* Problem: Look through the data below. Pick out the lines holding the string "true".

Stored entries
▼

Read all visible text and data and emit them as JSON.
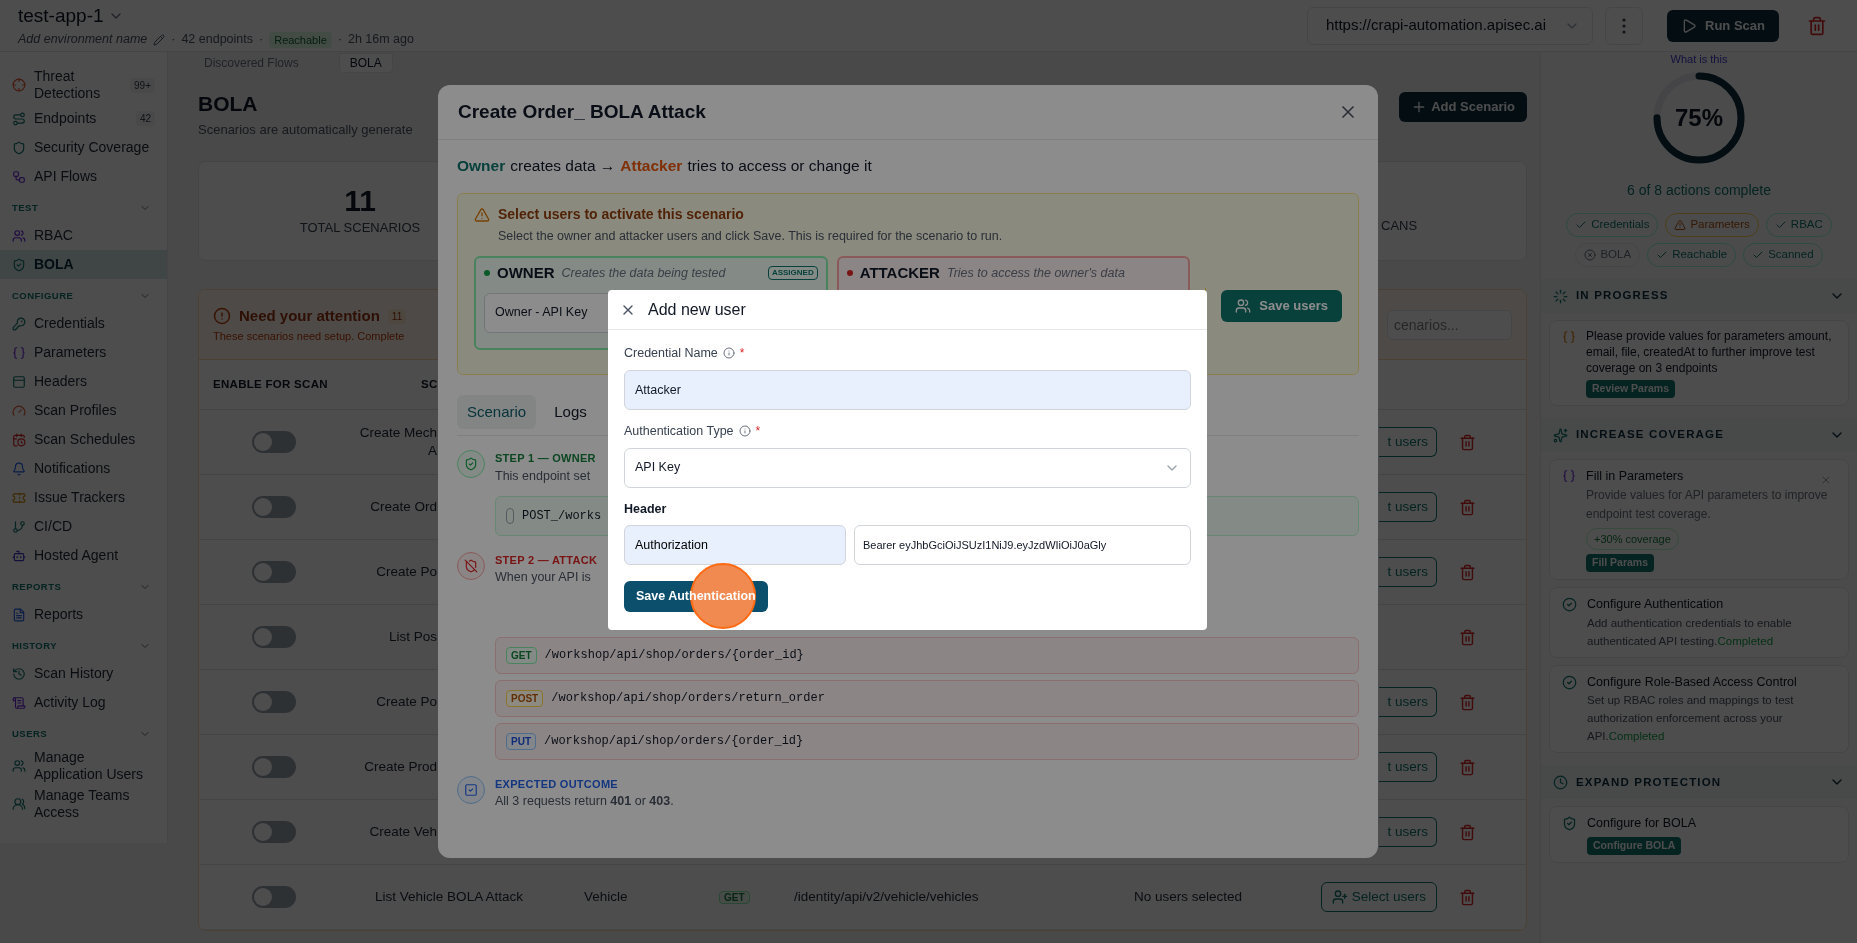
{
  "header": {
    "separator": "·",
    "app_name": "test-app-1",
    "env_placeholder": "Add environment name",
    "endpoints": "42 endpoints",
    "status": "Reachable",
    "updated": "2h 16m ago",
    "url": "https://crapi-automation.apisec.ai",
    "run_button": "Run Scan"
  },
  "sidebar": {
    "sections": [
      {
        "items": [
          {
            "label": "Threat Detections",
            "badge": "99+",
            "selected": false
          },
          {
            "label": "Endpoints",
            "badge": "42",
            "selected": false
          },
          {
            "label": "Security Coverage",
            "selected": false
          },
          {
            "label": "API Flows",
            "selected": false
          }
        ]
      },
      {
        "title": "TEST",
        "items": [
          {
            "label": "RBAC",
            "selected": false
          },
          {
            "label": "BOLA",
            "selected": true
          }
        ]
      },
      {
        "title": "CONFIGURE",
        "items": [
          {
            "label": "Credentials",
            "selected": false
          },
          {
            "label": "Parameters",
            "selected": false
          },
          {
            "label": "Headers",
            "selected": false
          },
          {
            "label": "Scan Profiles",
            "selected": false
          },
          {
            "label": "Scan Schedules",
            "selected": false
          },
          {
            "label": "Notifications",
            "selected": false
          },
          {
            "label": "Issue Trackers",
            "selected": false
          },
          {
            "label": "CI/CD",
            "selected": false
          },
          {
            "label": "Hosted Agent",
            "selected": false
          }
        ]
      },
      {
        "title": "REPORTS",
        "items": [
          {
            "label": "Reports",
            "selected": false
          }
        ]
      },
      {
        "title": "HISTORY",
        "items": [
          {
            "label": "Scan History",
            "selected": false
          },
          {
            "label": "Activity Log",
            "selected": false
          }
        ]
      },
      {
        "title": "USERS",
        "items": [
          {
            "label": "Manage Application Users",
            "selected": false
          },
          {
            "label": "Manage Teams Access",
            "selected": false
          }
        ]
      }
    ]
  },
  "page_tabs": [
    {
      "label": "Discovered Flows",
      "selected": false
    },
    {
      "label": "BOLA",
      "selected": true
    }
  ],
  "page": {
    "title": "BOLA",
    "subtitle": "Scenarios are automatically generate",
    "add_button": "Add Scenario",
    "stats": [
      {
        "value": "11",
        "label": "TOTAL SCENARIOS"
      },
      {
        "label": "CANS"
      }
    ]
  },
  "attention": {
    "title": "Need your attention",
    "count": "11",
    "text": "These scenarios need setup. Complete",
    "search_placeholder": "cenarios...",
    "columns": [
      "ENABLE FOR SCAN",
      "SC"
    ],
    "rows": [
      {
        "kind": "partial",
        "enabled": false,
        "name": [
          "Create Mech",
          "A"
        ],
        "select_users": "t users"
      },
      {
        "kind": "partial",
        "enabled": false,
        "name": [
          "Create Ord"
        ],
        "select_users": "t users"
      },
      {
        "kind": "partial",
        "enabled": false,
        "name": [
          "Create Po"
        ],
        "select_users": "t users"
      },
      {
        "kind": "partial",
        "enabled": false,
        "name": [
          "List Pos"
        ]
      },
      {
        "kind": "partial",
        "enabled": false,
        "name": [
          "Create Po"
        ],
        "select_users": "t users"
      },
      {
        "kind": "partial",
        "enabled": false,
        "name": [
          "Create Prod"
        ],
        "select_users": "t users"
      },
      {
        "kind": "partial",
        "enabled": false,
        "name": [
          "Create Veh"
        ],
        "select_users": "t users"
      },
      {
        "kind": "full",
        "enabled": false,
        "name": [
          "List Vehicle BOLA Attack"
        ],
        "category": "Vehicle",
        "method": "GET",
        "path": "/identity/api/v2/vehicle/vehicles",
        "users": "No users selected",
        "select_users": "Select users"
      }
    ]
  },
  "right_panel": {
    "help_link": "What is this",
    "progress": {
      "level": 0.75,
      "label": "75%",
      "caption": "6 of 8 actions complete"
    },
    "chips": [
      {
        "label": "Credentials",
        "kind": "done"
      },
      {
        "label": "Parameters",
        "kind": "warning"
      },
      {
        "label": "RBAC",
        "kind": "done"
      },
      {
        "label": "BOLA",
        "kind": "failed"
      },
      {
        "label": "Reachable",
        "kind": "done"
      },
      {
        "label": "Scanned",
        "kind": "done"
      }
    ],
    "sections": [
      {
        "title": "IN PROGRESS",
        "kind": "progress",
        "cards": [
          {
            "kind": "task",
            "text": "Please provide values for parameters amount, email, file, createdAt to further improve test coverage on 3 endpoints",
            "button": "Review Params"
          }
        ]
      },
      {
        "title": "INCREASE COVERAGE",
        "kind": "coverage",
        "cards": [
          {
            "kind": "suggestion",
            "title": "Fill in Parameters",
            "text": "Provide values for API parameters to improve endpoint test coverage.",
            "chip": "+30% coverage",
            "button": "Fill Params"
          },
          {
            "kind": "completed",
            "title": "Configure Authentication",
            "text": "Add authentication credentials to enable authenticated API testing.",
            "status": "Completed"
          },
          {
            "kind": "completed",
            "title": "Configure Role-Based Access Control",
            "text": "Set up RBAC roles and mappings to test authorization enforcement across your API.",
            "status": "Completed"
          }
        ]
      },
      {
        "title": "EXPAND PROTECTION",
        "kind": "expand",
        "cards": [
          {
            "kind": "action",
            "title": "Configure for BOLA",
            "button": "Configure BOLA"
          }
        ]
      }
    ]
  },
  "modal": {
    "title": "Create Order_ BOLA Attack",
    "flow": [
      {
        "text": "Owner",
        "kind": "owner"
      },
      {
        "text": "creates data →",
        "kind": "plain"
      },
      {
        "text": "Attacker",
        "kind": "attacker"
      },
      {
        "text": "tries to access or change it",
        "kind": "plain"
      }
    ],
    "alert": {
      "title": "Select users to activate this scenario",
      "text": "Select the owner and attacker users and click Save. This is required for the scenario to run."
    },
    "roles": [
      {
        "kind": "owner",
        "name": "OWNER",
        "hint": "Creates the data being tested",
        "badge": "ASSIGNED",
        "value": "Owner - API Key"
      },
      {
        "kind": "attacker",
        "name": "ATTACKER",
        "hint": "Tries to access the owner's data"
      }
    ],
    "save_users": "Save users",
    "tabs": [
      {
        "label": "Scenario",
        "selected": true
      },
      {
        "label": "Logs",
        "selected": false
      }
    ],
    "steps": [
      {
        "kind": "owner",
        "title": "STEP 1 — OWNER",
        "text": "This endpoint set",
        "requests": [
          {
            "path": "POST_/works"
          }
        ]
      },
      {
        "kind": "attacker",
        "title": "STEP 2 — ATTACK",
        "text": "When your API is",
        "requests": [
          {
            "method": "GET",
            "path": "/workshop/api/shop/orders/{order_id}"
          },
          {
            "method": "POST",
            "path": "/workshop/api/shop/orders/return_order"
          },
          {
            "method": "PUT",
            "path": "/workshop/api/shop/orders/{order_id}"
          }
        ]
      },
      {
        "kind": "outcome",
        "title": "EXPECTED OUTCOME",
        "text": "All 3 requests return **401** or **403**."
      }
    ]
  },
  "dialog": {
    "title": "Add new user",
    "fields": [
      {
        "kind": "text",
        "label": "Credential Name",
        "required_mark": "*",
        "value": "Attacker"
      },
      {
        "kind": "select",
        "label": "Authentication Type",
        "required_mark": "*",
        "value": "API Key"
      }
    ],
    "header_label": "Header",
    "header_name": "Authorization",
    "header_value": "Bearer eyJhbGciOiJSUzI1NiJ9.eyJzdWIiOiJ0aGly",
    "save_button": "Save Authentication"
  }
}
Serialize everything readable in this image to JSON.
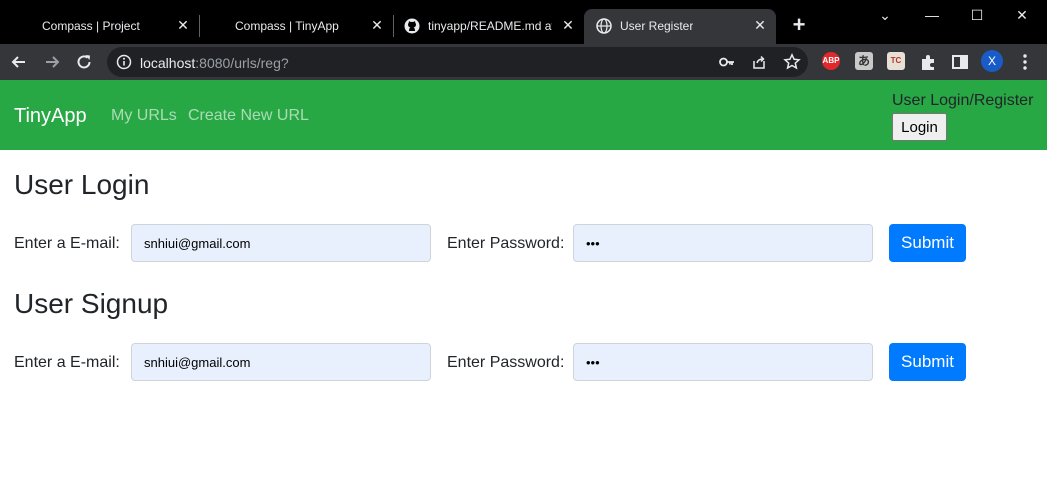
{
  "browser": {
    "tabs": [
      {
        "title": "Compass | Project",
        "active": false
      },
      {
        "title": "Compass | TinyApp",
        "active": false
      },
      {
        "title": "tinyapp/README.md at",
        "active": false
      },
      {
        "title": "User Register",
        "active": true
      }
    ],
    "new_tab": "+",
    "window_controls": {
      "chevron": "⌄",
      "minimize": "—",
      "maximize": "☐",
      "close": "✕"
    },
    "url": {
      "host": "localhost",
      "rest": ":8080/urls/reg?"
    },
    "extensions": {
      "abp": "ABP",
      "tc": "TC"
    },
    "profile_initial": "X"
  },
  "navbar": {
    "brand": "TinyApp",
    "links": [
      "My URLs",
      "Create New URL"
    ],
    "auth_label": "User Login/Register",
    "login_button": "Login",
    "color": "#28a745"
  },
  "login": {
    "title": "User Login",
    "email_label": "Enter a E-mail:",
    "email_value": "snhiui@gmail.com",
    "password_label": "Enter Password:",
    "password_value": "123",
    "submit": "Submit"
  },
  "signup": {
    "title": "User Signup",
    "email_label": "Enter a E-mail:",
    "email_value": "snhiui@gmail.com",
    "password_label": "Enter Password:",
    "password_value": "123",
    "submit": "Submit"
  }
}
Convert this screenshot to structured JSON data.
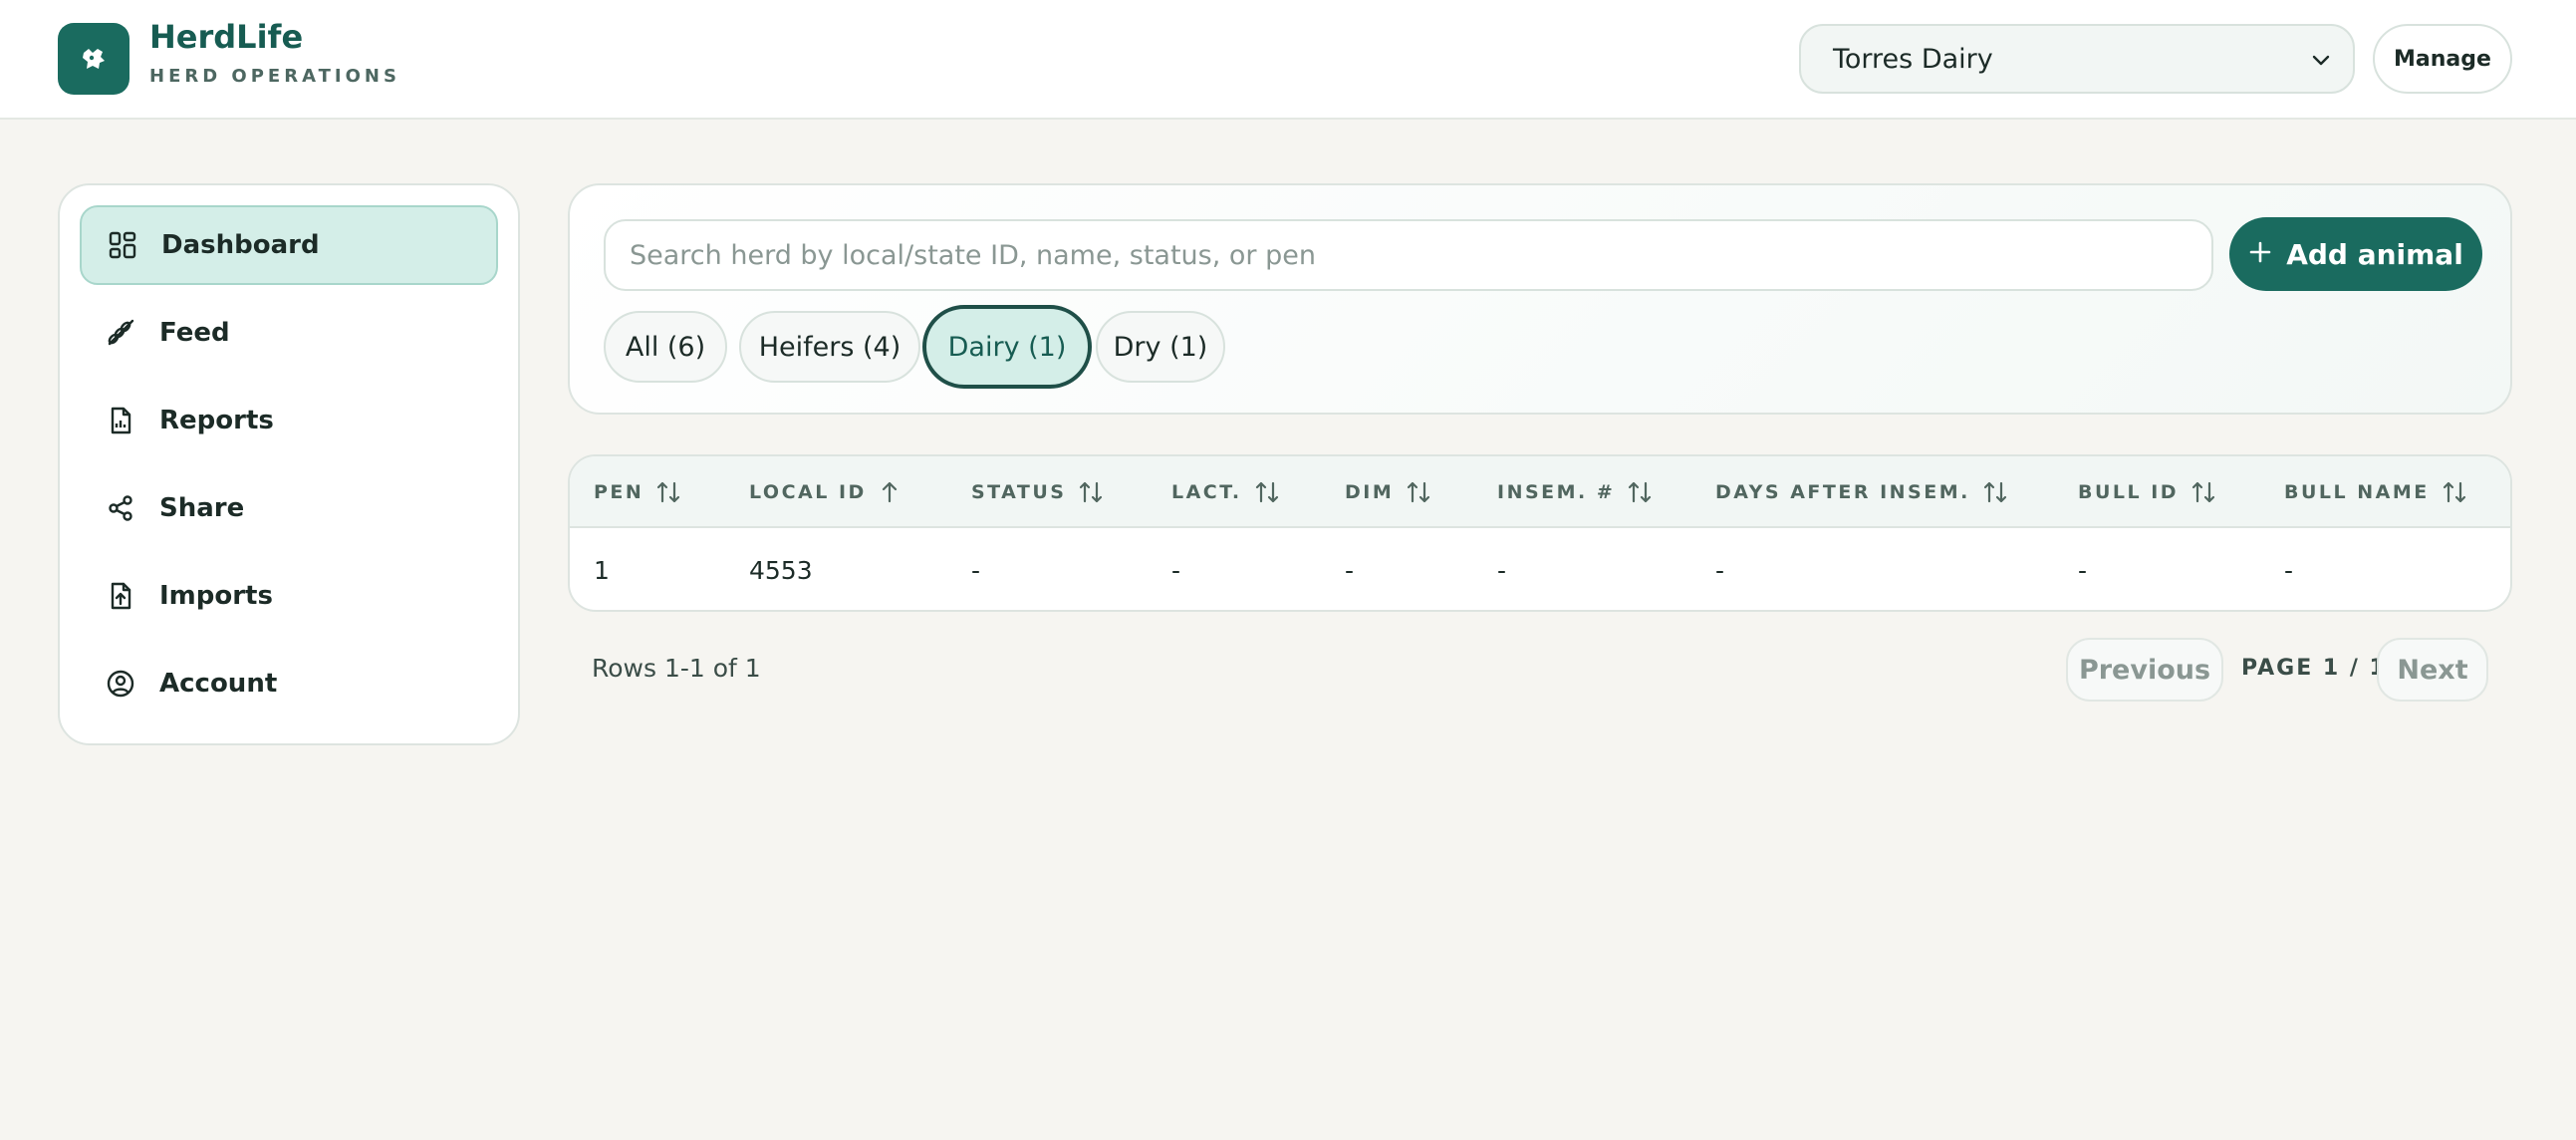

▲

* The output:
            "selected": true
      "selected": true
        "selected": true
        "active": true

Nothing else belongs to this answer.